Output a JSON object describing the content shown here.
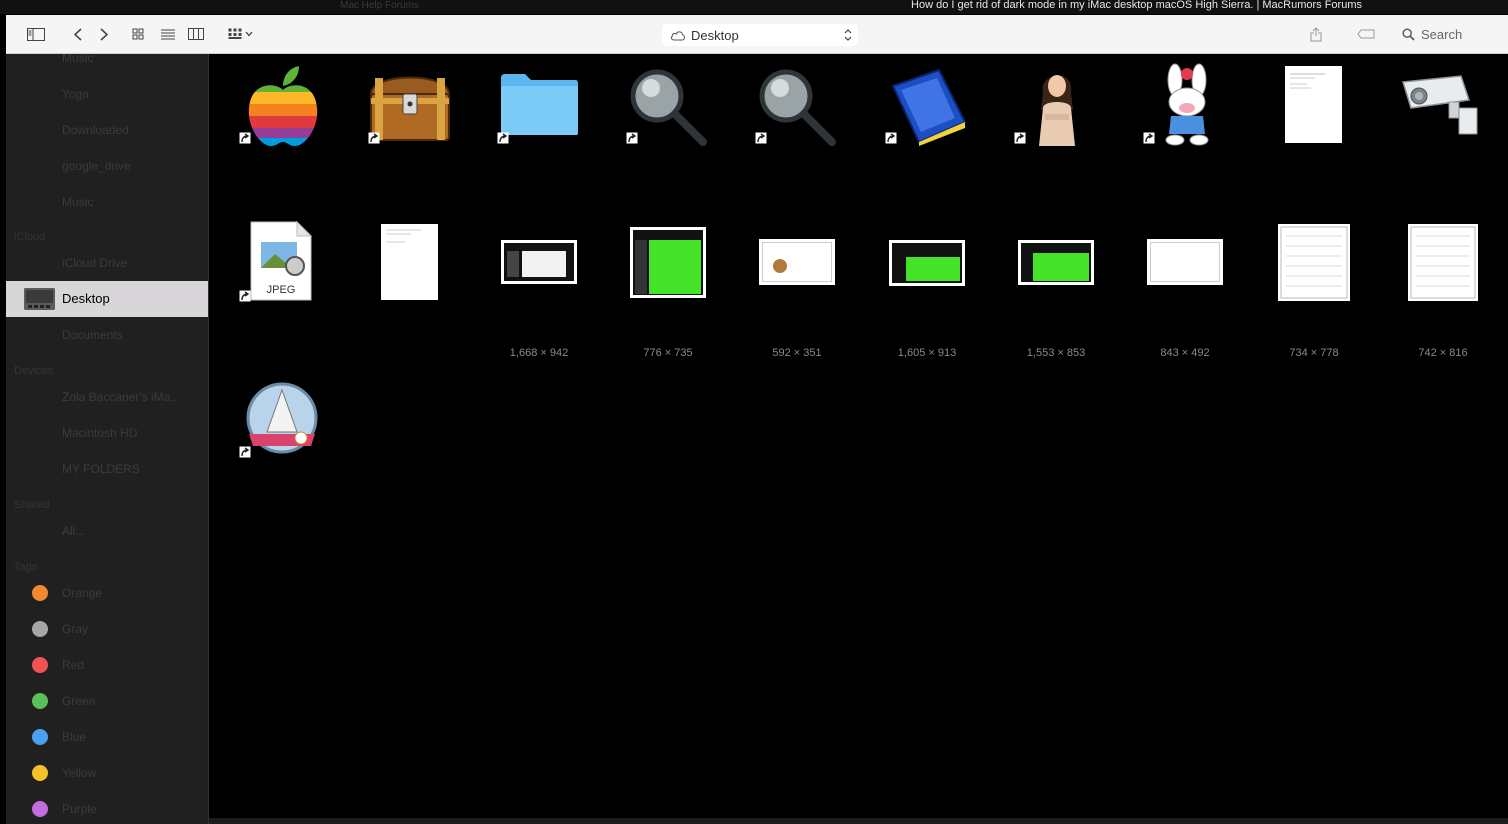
{
  "window": {
    "browser_tab_title": "How do I get rid of dark mode in my iMac desktop macOS High Sierra. | MacRumors Forums",
    "faint_tab_title": "Mac Help Forums"
  },
  "toolbar": {
    "location": "Desktop",
    "search_label": "Search"
  },
  "sidebar": {
    "items_top": [
      "Music",
      "Yoga",
      "Downloaded",
      "google_drive",
      "Music"
    ],
    "icloud_header": "iCloud",
    "icloud_items": [
      "iCloud Drive"
    ],
    "selected": "Desktop",
    "icloud_items_after": [
      "Documents"
    ],
    "devices_header": "Devices",
    "devices": [
      "Zola Baccaner's iMa...",
      "Macintosh HD",
      "MY FOLDERS"
    ],
    "shared_header": "Shared",
    "shared": [
      "All..."
    ],
    "tags_header": "Tags",
    "tags": [
      {
        "name": "Orange",
        "color": "#f0892f"
      },
      {
        "name": "Gray",
        "color": "#a6a6a6"
      },
      {
        "name": "Red",
        "color": "#f05252"
      },
      {
        "name": "Green",
        "color": "#5ac05a"
      },
      {
        "name": "Blue",
        "color": "#4a9ff0"
      },
      {
        "name": "Yellow",
        "color": "#f4c22b"
      },
      {
        "name": "Purple",
        "color": "#c46de0"
      }
    ]
  },
  "files": {
    "jpeg_label": "JPEG",
    "dimensions": [
      "1,668 × 942",
      "776 × 735",
      "592 × 351",
      "1,605 × 913",
      "1,553 × 853",
      "843 × 492",
      "734 × 778",
      "742 × 816"
    ]
  }
}
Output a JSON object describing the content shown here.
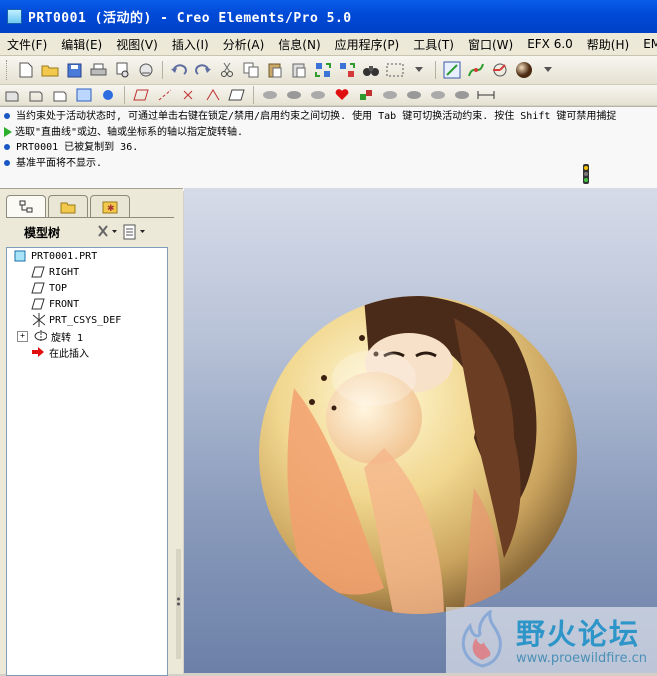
{
  "window": {
    "title": "PRT0001 (活动的) - Creo Elements/Pro 5.0"
  },
  "menu": [
    {
      "label": "文件(F)"
    },
    {
      "label": "编辑(E)"
    },
    {
      "label": "视图(V)"
    },
    {
      "label": "插入(I)"
    },
    {
      "label": "分析(A)"
    },
    {
      "label": "信息(N)"
    },
    {
      "label": "应用程序(P)"
    },
    {
      "label": "工具(T)"
    },
    {
      "label": "窗口(W)"
    },
    {
      "label": "EFX 6.0"
    },
    {
      "label": "帮助(H)"
    },
    {
      "label": "EM"
    }
  ],
  "messages": [
    "当约束处于活动状态时, 可通过单击右键在锁定/禁用/启用约束之间切换. 使用 Tab 键可切换活动约束. 按住 Shift 键可禁用捕捉",
    "选取\"直曲线\"或边、轴或坐标系的轴以指定旋转轴.",
    "PRT0001 已被复制到 36.",
    "基准平面将不显示."
  ],
  "model_tree": {
    "title": "模型树",
    "items": [
      {
        "label": "PRT0001.PRT",
        "icon": "part-icon"
      },
      {
        "label": "RIGHT",
        "icon": "datum-plane-icon"
      },
      {
        "label": "TOP",
        "icon": "datum-plane-icon"
      },
      {
        "label": "FRONT",
        "icon": "datum-plane-icon"
      },
      {
        "label": "PRT_CSYS_DEF",
        "icon": "csys-icon"
      },
      {
        "label": "旋转 1",
        "icon": "revolve-icon"
      },
      {
        "label": "在此插入",
        "icon": "insert-here-icon"
      }
    ]
  },
  "watermark": {
    "title": "野火论坛",
    "url": "www.proewildfire.cn"
  },
  "colors": {
    "titlebar": "#0a5ce9",
    "panel": "#ece9d8",
    "viewport_top": "#d6dbe8",
    "viewport_bottom": "#6c80a8",
    "watermark": "#2e95c9"
  }
}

□ □ □ □ □ □ □

Set down the material above as is, without any pictures.

Output a JSON object describing the content shown here.
{
  "window": {
    "browser_tab_title": "How do I get rid of dark mode in my iMac desktop macOS High Sierra. | MacRumors Forums",
    "faint_tab_title": "Mac Help Forums"
  },
  "toolbar": {
    "location": "Desktop",
    "search_label": "Search"
  },
  "sidebar": {
    "items_top": [
      "Music",
      "Yoga",
      "Downloaded",
      "google_drive",
      "Music"
    ],
    "icloud_header": "iCloud",
    "icloud_items": [
      "iCloud Drive"
    ],
    "selected": "Desktop",
    "icloud_items_after": [
      "Documents"
    ],
    "devices_header": "Devices",
    "devices": [
      "Zola Baccaner's iMa...",
      "Macintosh HD",
      "MY FOLDERS"
    ],
    "shared_header": "Shared",
    "shared": [
      "All..."
    ],
    "tags_header": "Tags",
    "tags": [
      {
        "name": "Orange",
        "color": "#f0892f"
      },
      {
        "name": "Gray",
        "color": "#a6a6a6"
      },
      {
        "name": "Red",
        "color": "#f05252"
      },
      {
        "name": "Green",
        "color": "#5ac05a"
      },
      {
        "name": "Blue",
        "color": "#4a9ff0"
      },
      {
        "name": "Yellow",
        "color": "#f4c22b"
      },
      {
        "name": "Purple",
        "color": "#c46de0"
      }
    ]
  },
  "files": {
    "jpeg_label": "JPEG",
    "dimensions": [
      "1,668 × 942",
      "776 × 735",
      "592 × 351",
      "1,605 × 913",
      "1,553 × 853",
      "843 × 492",
      "734 × 778",
      "742 × 816"
    ]
  }
}
Output a JSON object describing the content shown here.
{
  "window": {
    "title": "PRT0001 (活动的) - Creo Elements/Pro 5.0"
  },
  "menu": [
    {
      "label": "文件(F)"
    },
    {
      "label": "编辑(E)"
    },
    {
      "label": "视图(V)"
    },
    {
      "label": "插入(I)"
    },
    {
      "label": "分析(A)"
    },
    {
      "label": "信息(N)"
    },
    {
      "label": "应用程序(P)"
    },
    {
      "label": "工具(T)"
    },
    {
      "label": "窗口(W)"
    },
    {
      "label": "EFX 6.0"
    },
    {
      "label": "帮助(H)"
    },
    {
      "label": "EM"
    }
  ],
  "messages": [
    "当约束处于活动状态时, 可通过单击右键在锁定/禁用/启用约束之间切换. 使用 Tab 键可切换活动约束. 按住 Shift 键可禁用捕捉",
    "选取\"直曲线\"或边、轴或坐标系的轴以指定旋转轴.",
    "PRT0001 已被复制到 36.",
    "基准平面将不显示."
  ],
  "model_tree": {
    "title": "模型树",
    "items": [
      {
        "label": "PRT0001.PRT",
        "icon": "part-icon"
      },
      {
        "label": "RIGHT",
        "icon": "datum-plane-icon"
      },
      {
        "label": "TOP",
        "icon": "datum-plane-icon"
      },
      {
        "label": "FRONT",
        "icon": "datum-plane-icon"
      },
      {
        "label": "PRT_CSYS_DEF",
        "icon": "csys-icon"
      },
      {
        "label": "旋转 1",
        "icon": "revolve-icon"
      },
      {
        "label": "在此插入",
        "icon": "insert-here-icon"
      }
    ]
  },
  "watermark": {
    "title": "野火论坛",
    "url": "www.proewildfire.cn"
  },
  "colors": {
    "titlebar": "#0a5ce9",
    "panel": "#ece9d8",
    "viewport_top": "#d6dbe8",
    "viewport_bottom": "#6c80a8",
    "watermark": "#2e95c9"
  }
}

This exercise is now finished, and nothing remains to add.